--- What you need to do ---
Copy all of the material below exactly.

--- The records ---
━━━━━━━━
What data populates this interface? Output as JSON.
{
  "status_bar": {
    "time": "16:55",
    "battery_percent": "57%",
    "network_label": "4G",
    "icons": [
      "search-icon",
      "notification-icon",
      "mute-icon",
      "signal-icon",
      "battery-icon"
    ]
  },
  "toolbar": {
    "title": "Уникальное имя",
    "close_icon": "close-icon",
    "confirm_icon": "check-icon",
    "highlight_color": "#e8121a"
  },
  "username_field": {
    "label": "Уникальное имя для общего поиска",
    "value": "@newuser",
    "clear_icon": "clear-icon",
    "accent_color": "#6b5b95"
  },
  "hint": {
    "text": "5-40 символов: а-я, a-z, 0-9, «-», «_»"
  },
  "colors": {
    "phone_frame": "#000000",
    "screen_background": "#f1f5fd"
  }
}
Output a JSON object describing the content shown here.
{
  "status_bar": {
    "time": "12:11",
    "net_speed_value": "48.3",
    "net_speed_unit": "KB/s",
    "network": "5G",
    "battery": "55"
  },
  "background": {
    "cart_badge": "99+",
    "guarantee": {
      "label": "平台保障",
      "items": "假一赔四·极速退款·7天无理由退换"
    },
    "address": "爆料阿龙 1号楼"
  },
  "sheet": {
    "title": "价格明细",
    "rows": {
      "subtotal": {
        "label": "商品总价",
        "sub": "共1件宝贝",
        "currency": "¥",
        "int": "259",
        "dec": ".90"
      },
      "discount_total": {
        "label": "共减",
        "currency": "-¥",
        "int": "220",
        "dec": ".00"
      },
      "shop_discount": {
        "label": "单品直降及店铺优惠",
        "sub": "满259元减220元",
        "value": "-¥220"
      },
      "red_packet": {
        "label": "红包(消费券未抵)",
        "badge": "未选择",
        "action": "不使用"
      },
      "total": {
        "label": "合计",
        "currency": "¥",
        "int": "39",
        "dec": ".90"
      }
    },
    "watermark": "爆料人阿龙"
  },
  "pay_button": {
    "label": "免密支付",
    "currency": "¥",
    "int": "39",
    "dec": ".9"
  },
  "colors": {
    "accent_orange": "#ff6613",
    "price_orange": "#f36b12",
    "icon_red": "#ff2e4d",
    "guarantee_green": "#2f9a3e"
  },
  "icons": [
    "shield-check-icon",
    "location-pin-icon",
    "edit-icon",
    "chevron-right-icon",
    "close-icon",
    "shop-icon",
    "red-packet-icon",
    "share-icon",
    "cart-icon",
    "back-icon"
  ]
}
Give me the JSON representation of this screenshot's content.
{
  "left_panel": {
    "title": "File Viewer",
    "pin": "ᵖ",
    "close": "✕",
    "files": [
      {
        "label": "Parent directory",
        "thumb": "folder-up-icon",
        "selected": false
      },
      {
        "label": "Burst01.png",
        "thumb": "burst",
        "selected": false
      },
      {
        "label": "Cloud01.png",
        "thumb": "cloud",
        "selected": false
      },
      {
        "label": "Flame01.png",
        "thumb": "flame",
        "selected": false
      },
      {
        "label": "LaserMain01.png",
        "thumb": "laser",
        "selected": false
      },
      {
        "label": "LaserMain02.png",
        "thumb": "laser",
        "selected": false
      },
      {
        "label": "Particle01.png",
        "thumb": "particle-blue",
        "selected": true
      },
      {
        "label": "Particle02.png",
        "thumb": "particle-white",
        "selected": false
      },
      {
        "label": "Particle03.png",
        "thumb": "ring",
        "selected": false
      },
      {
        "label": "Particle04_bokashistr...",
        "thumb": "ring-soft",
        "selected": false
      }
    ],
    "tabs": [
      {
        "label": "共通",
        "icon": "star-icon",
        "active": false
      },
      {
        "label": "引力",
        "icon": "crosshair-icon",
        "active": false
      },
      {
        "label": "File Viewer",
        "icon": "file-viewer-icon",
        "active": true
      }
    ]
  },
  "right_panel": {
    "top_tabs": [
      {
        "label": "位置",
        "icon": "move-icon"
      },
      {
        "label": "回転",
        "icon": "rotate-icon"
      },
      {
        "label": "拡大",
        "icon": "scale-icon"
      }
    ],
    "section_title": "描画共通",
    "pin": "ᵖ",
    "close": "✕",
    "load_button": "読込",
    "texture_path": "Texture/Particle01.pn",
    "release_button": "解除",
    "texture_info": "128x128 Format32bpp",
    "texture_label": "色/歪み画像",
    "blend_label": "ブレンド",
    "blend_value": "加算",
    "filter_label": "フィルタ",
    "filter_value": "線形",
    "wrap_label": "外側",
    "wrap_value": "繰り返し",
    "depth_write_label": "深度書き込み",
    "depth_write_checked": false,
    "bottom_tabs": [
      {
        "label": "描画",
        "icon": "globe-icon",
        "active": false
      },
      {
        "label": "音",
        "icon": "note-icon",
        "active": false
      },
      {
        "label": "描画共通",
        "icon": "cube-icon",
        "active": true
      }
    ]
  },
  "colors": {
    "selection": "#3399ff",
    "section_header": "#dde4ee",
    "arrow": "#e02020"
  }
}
━━━━━━━━
--- Result for this task ---
What data populates this interface? Output as JSON.
{
  "status_bar": {
    "time": "16:55",
    "battery_percent": "57%",
    "network_label": "4G",
    "icons": [
      "search-icon",
      "notification-icon",
      "mute-icon",
      "signal-icon",
      "battery-icon"
    ]
  },
  "toolbar": {
    "title": "Уникальное имя",
    "close_icon": "close-icon",
    "confirm_icon": "check-icon",
    "highlight_color": "#e8121a"
  },
  "username_field": {
    "label": "Уникальное имя для общего поиска",
    "value": "@newuser",
    "clear_icon": "clear-icon",
    "accent_color": "#6b5b95"
  },
  "hint": {
    "text": "5-40 символов: а-я, a-z, 0-9, «-», «_»"
  },
  "colors": {
    "phone_frame": "#000000",
    "screen_background": "#f1f5fd"
  }
}
Output a JSON object describing the content shown here.
{
  "status_bar": {
    "time": "12:11",
    "net_speed_value": "48.3",
    "net_speed_unit": "KB/s",
    "network": "5G",
    "battery": "55"
  },
  "background": {
    "cart_badge": "99+",
    "guarantee": {
      "label": "平台保障",
      "items": "假一赔四·极速退款·7天无理由退换"
    },
    "address": "爆料阿龙 1号楼"
  },
  "sheet": {
    "title": "价格明细",
    "rows": {
      "subtotal": {
        "label": "商品总价",
        "sub": "共1件宝贝",
        "currency": "¥",
        "int": "259",
        "dec": ".90"
      },
      "discount_total": {
        "label": "共减",
        "currency": "-¥",
        "int": "220",
        "dec": ".00"
      },
      "shop_discount": {
        "label": "单品直降及店铺优惠",
        "sub": "满259元减220元",
        "value": "-¥220"
      },
      "red_packet": {
        "label": "红包(消费券未抵)",
        "badge": "未选择",
        "action": "不使用"
      },
      "total": {
        "label": "合计",
        "currency": "¥",
        "int": "39",
        "dec": ".90"
      }
    },
    "watermark": "爆料人阿龙"
  },
  "pay_button": {
    "label": "免密支付",
    "currency": "¥",
    "int": "39",
    "dec": ".9"
  },
  "colors": {
    "accent_orange": "#ff6613",
    "price_orange": "#f36b12",
    "icon_red": "#ff2e4d",
    "guarantee_green": "#2f9a3e"
  },
  "icons": [
    "shield-check-icon",
    "location-pin-icon",
    "edit-icon",
    "chevron-right-icon",
    "close-icon",
    "shop-icon",
    "red-packet-icon",
    "share-icon",
    "cart-icon",
    "back-icon"
  ]
}
Give me the JSON representation of this screenshot's content.
{
  "left_panel": {
    "title": "File Viewer",
    "pin": "ᵖ",
    "close": "✕",
    "files": [
      {
        "label": "Parent directory",
        "thumb": "folder-up-icon",
        "selected": false
      },
      {
        "label": "Burst01.png",
        "thumb": "burst",
        "selected": false
      },
      {
        "label": "Cloud01.png",
        "thumb": "cloud",
        "selected": false
      },
      {
        "label": "Flame01.png",
        "thumb": "flame",
        "selected": false
      },
      {
        "label": "LaserMain01.png",
        "thumb": "laser",
        "selected": false
      },
      {
        "label": "LaserMain02.png",
        "thumb": "laser",
        "selected": false
      },
      {
        "label": "Particle01.png",
        "thumb": "particle-blue",
        "selected": true
      },
      {
        "label": "Particle02.png",
        "thumb": "particle-white",
        "selected": false
      },
      {
        "label": "Particle03.png",
        "thumb": "ring",
        "selected": false
      },
      {
        "label": "Particle04_bokashistr...",
        "thumb": "ring-soft",
        "selected": false
      }
    ],
    "tabs": [
      {
        "label": "共通",
        "icon": "star-icon",
        "active": false
      },
      {
        "label": "引力",
        "icon": "crosshair-icon",
        "active": false
      },
      {
        "label": "File Viewer",
        "icon": "file-viewer-icon",
        "active": true
      }
    ]
  },
  "right_panel": {
    "top_tabs": [
      {
        "label": "位置",
        "icon": "move-icon"
      },
      {
        "label": "回転",
        "icon": "rotate-icon"
      },
      {
        "label": "拡大",
        "icon": "scale-icon"
      }
    ],
    "section_title": "描画共通",
    "pin": "ᵖ",
    "close": "✕",
    "load_button": "読込",
    "texture_path": "Texture/Particle01.pn",
    "release_button": "解除",
    "texture_info": "128x128 Format32bpp",
    "texture_label": "色/歪み画像",
    "blend_label": "ブレンド",
    "blend_value": "加算",
    "filter_label": "フィルタ",
    "filter_value": "線形",
    "wrap_label": "外側",
    "wrap_value": "繰り返し",
    "depth_write_label": "深度書き込み",
    "depth_write_checked": false,
    "bottom_tabs": [
      {
        "label": "描画",
        "icon": "globe-icon",
        "active": false
      },
      {
        "label": "音",
        "icon": "note-icon",
        "active": false
      },
      {
        "label": "描画共通",
        "icon": "cube-icon",
        "active": true
      }
    ]
  },
  "colors": {
    "selection": "#3399ff",
    "section_header": "#dde4ee",
    "arrow": "#e02020"
  }
}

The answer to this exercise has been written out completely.